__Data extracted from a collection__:
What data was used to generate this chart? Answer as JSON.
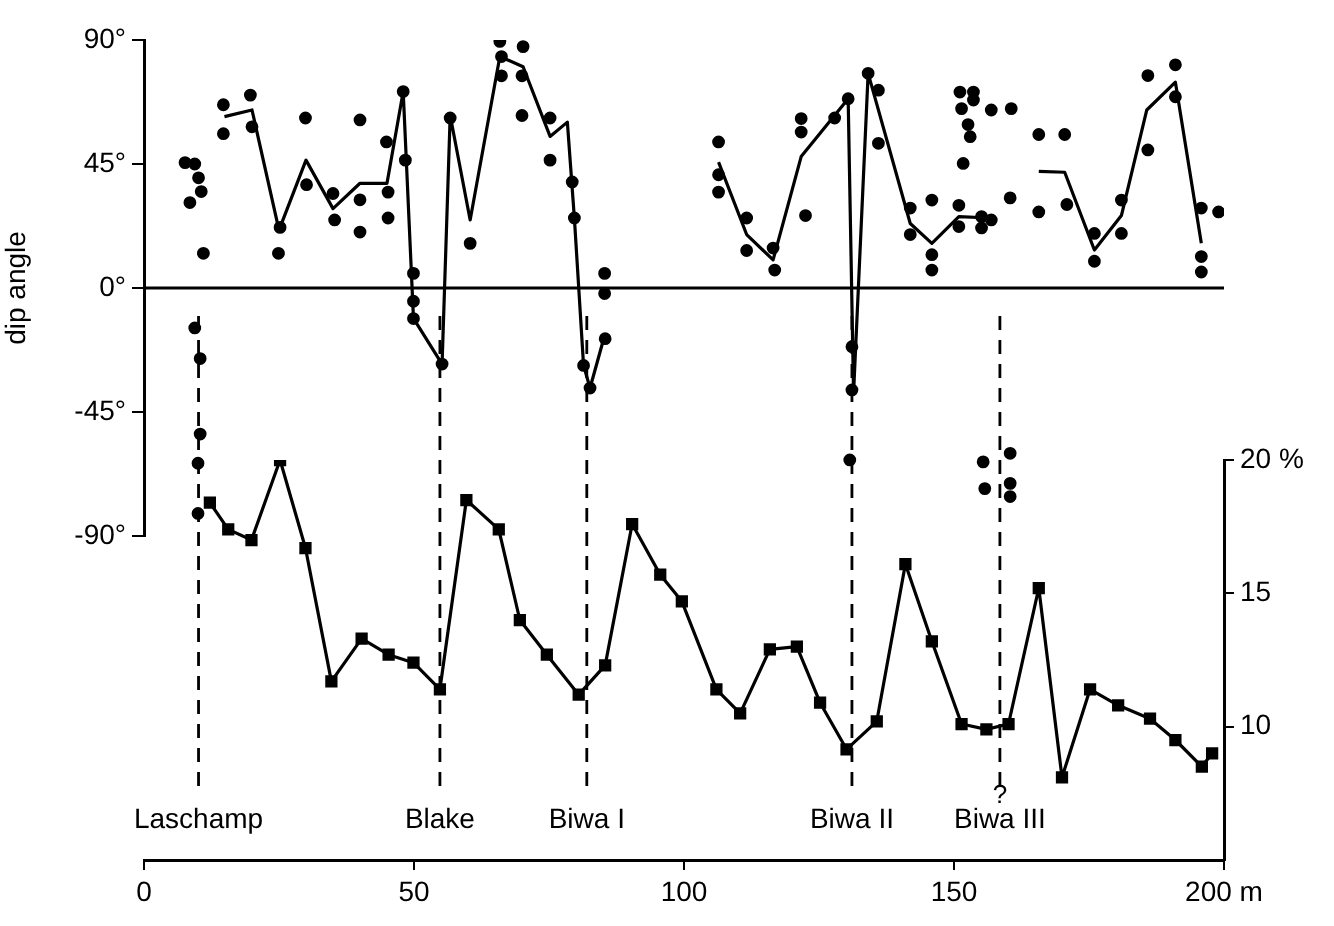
{
  "chart_data": [
    {
      "type": "line",
      "ylabel": "dip angle",
      "xlim": [
        0,
        200
      ],
      "tick_labels": "y",
      "ylim": [
        -90,
        90
      ],
      "yticks": [
        {
          "value": -90,
          "label": "-90°"
        },
        {
          "value": -45,
          "label": "-45°"
        },
        {
          "value": 0,
          "label": "0°"
        },
        {
          "value": 45,
          "label": "45°"
        },
        {
          "value": 90,
          "label": "90°"
        }
      ],
      "grid": false,
      "legend": false,
      "series": [
        {
          "type": "scatter",
          "color": "#000000",
          "marker": "circle",
          "x": [
            7.6,
            9.4,
            8.5,
            10.1,
            10.6,
            11,
            9.4,
            10.4,
            10.4,
            10,
            10,
            14.7,
            14.7,
            19.7,
            20,
            24.9,
            25.2,
            29.9,
            30.1,
            35,
            35.3,
            40,
            40,
            40,
            44.9,
            45.2,
            45.2,
            48,
            48.4,
            49.9,
            49.9,
            49.9,
            55.2,
            56.7,
            60.4,
            65.9,
            66.2,
            66.2,
            70.2,
            70,
            70,
            75.2,
            75.2,
            79.3,
            79.7,
            81.4,
            82.6,
            85.3,
            85.3,
            85.4,
            106.4,
            106.4,
            106.4,
            111.6,
            111.6,
            116.5,
            116.8,
            121.7,
            121.7,
            122.5,
            127.9,
            130.4,
            131.1,
            131.1,
            130.7,
            134.1,
            136,
            136,
            141.9,
            141.9,
            145.9,
            145.9,
            145.9,
            150.9,
            150.9,
            151.1,
            151.4,
            151.7,
            153.6,
            153.6,
            152.6,
            153,
            155.1,
            155.1,
            156.9,
            156.9,
            160.6,
            160.4,
            155.4,
            155.7,
            160.4,
            160.4,
            160.4,
            165.7,
            165.7,
            170.5,
            170.9,
            176,
            176,
            181,
            181,
            185.9,
            185.9,
            191,
            191,
            195.8,
            199,
            195.8,
            195.8
          ],
          "values": [
            45.5,
            45,
            31,
            40,
            35,
            12.6,
            -14.5,
            -25.6,
            -53,
            -63.6,
            -81.8,
            66.5,
            56,
            70,
            58.5,
            12.6,
            22,
            61.7,
            37.5,
            34.3,
            24.7,
            61,
            32,
            20.3,
            53,
            34.8,
            25.4,
            71.3,
            46.4,
            5.3,
            -4.8,
            -11.1,
            -27.6,
            61.7,
            16.2,
            89.5,
            84,
            77,
            87.6,
            77,
            62.6,
            61.7,
            46.4,
            38.5,
            25.4,
            -28.1,
            -36.3,
            5.3,
            -2,
            -18.4,
            53,
            41.1,
            34.8,
            25.4,
            13.6,
            14.5,
            6.5,
            61.5,
            56.6,
            26.3,
            61.7,
            68.7,
            -21.3,
            -37,
            -62.4,
            77.9,
            71.8,
            52.5,
            29,
            19.4,
            31.9,
            12.1,
            6.5,
            30,
            22.3,
            71.1,
            65.1,
            45.2,
            71.1,
            68.2,
            59.3,
            54.9,
            25.9,
            21.8,
            24.7,
            64.6,
            65.1,
            32.7,
            -63.1,
            -72.8,
            -60,
            -70.9,
            -75.7,
            55.7,
            27.6,
            55.7,
            30.3,
            19.8,
            9.7,
            31.9,
            19.8,
            77.1,
            50.1,
            81,
            69.4,
            29,
            27.6,
            11.4,
            5.8
          ]
        },
        {
          "type": "line",
          "color": "#000000",
          "marker": "none",
          "x": [
            14.9,
            20,
            25,
            30,
            35,
            40,
            45,
            48,
            49.9,
            55.2,
            56.7,
            60.4,
            65.9,
            70.2,
            75.2,
            78.4,
            79.7,
            81.4,
            82.6,
            85.4,
            95,
            106.4,
            111.6,
            116.5,
            121.7,
            130.4,
            131.4,
            134.1,
            141.9,
            145.9,
            150.9,
            156.7,
            161,
            165.7,
            170.5,
            176,
            181,
            185.7,
            191,
            195.8
          ],
          "values": [
            62.2,
            64.6,
            21,
            46.4,
            28.8,
            38,
            38,
            71.3,
            -11,
            -27.6,
            62.6,
            24.7,
            84,
            80.3,
            55,
            60.2,
            25.4,
            -28.1,
            -36.3,
            -16.5,
            null,
            45.7,
            19.4,
            10.2,
            47.7,
            68.7,
            -38.2,
            77.9,
            23.4,
            16.2,
            25.9,
            25.4,
            null,
            42.3,
            42,
            13.8,
            26.3,
            64.6,
            74.7,
            16.2
          ]
        }
      ],
      "ref_lines": [
        {
          "axis": "y",
          "value": 0,
          "line_style": "solid"
        }
      ]
    },
    {
      "type": "line",
      "xlim": [
        0,
        200
      ],
      "xticks": [
        0,
        50,
        100,
        150,
        {
          "value": 200,
          "label": "200 m"
        }
      ],
      "y2lim": [
        5,
        20
      ],
      "y2ticks": [
        10,
        15,
        {
          "value": 20,
          "label": "20 %"
        }
      ],
      "grid": false,
      "legend": false,
      "series": [
        {
          "type": "line",
          "axis": "y2",
          "color": "#000000",
          "marker": "square",
          "x": [
            12.2,
            15.6,
            19.9,
            25.2,
            29.9,
            34.7,
            40.3,
            45.3,
            49.9,
            54.8,
            59.7,
            65.7,
            69.6,
            74.6,
            80.5,
            85.4,
            90.4,
            95.6,
            99.6,
            106,
            110.4,
            115.9,
            120.9,
            125.2,
            130.1,
            135.7,
            141,
            145.9,
            151.4,
            156,
            160.1,
            165.7,
            170,
            175.2,
            180.4,
            186.3,
            191,
            195.9,
            197.8
          ],
          "values": [
            18.4,
            17.4,
            17,
            20,
            16.7,
            11.7,
            13.3,
            12.7,
            12.4,
            11.4,
            18.5,
            17.4,
            14,
            12.7,
            11.2,
            12.3,
            17.6,
            15.7,
            14.7,
            11.4,
            10.5,
            12.9,
            13,
            10.9,
            9.15,
            10.2,
            16.1,
            13.2,
            10.1,
            9.9,
            10.1,
            15.2,
            8.1,
            11.4,
            10.8,
            10.3,
            9.5,
            8.5,
            9
          ]
        }
      ],
      "ref_lines": [
        {
          "axis": "x",
          "value": 10.1,
          "label": "Laschamp",
          "line_style": "dashed"
        },
        {
          "axis": "x",
          "value": 54.8,
          "label": "Blake",
          "line_style": "dashed"
        },
        {
          "axis": "x",
          "value": 82,
          "label": "Biwa I",
          "line_style": "dashed"
        },
        {
          "axis": "x",
          "value": 131.1,
          "label": "Biwa II",
          "line_style": "dashed"
        },
        {
          "axis": "x",
          "value": 158.5,
          "label": "Biwa III",
          "line_style": "dashed"
        }
      ],
      "annotations": [
        "?"
      ]
    }
  ]
}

__WRITTEN PROBLEM__:
In the data above, count the lines where the word "Biwa" appears; reply with the number only.

__OUTPUT FOR THIS TASK__:
3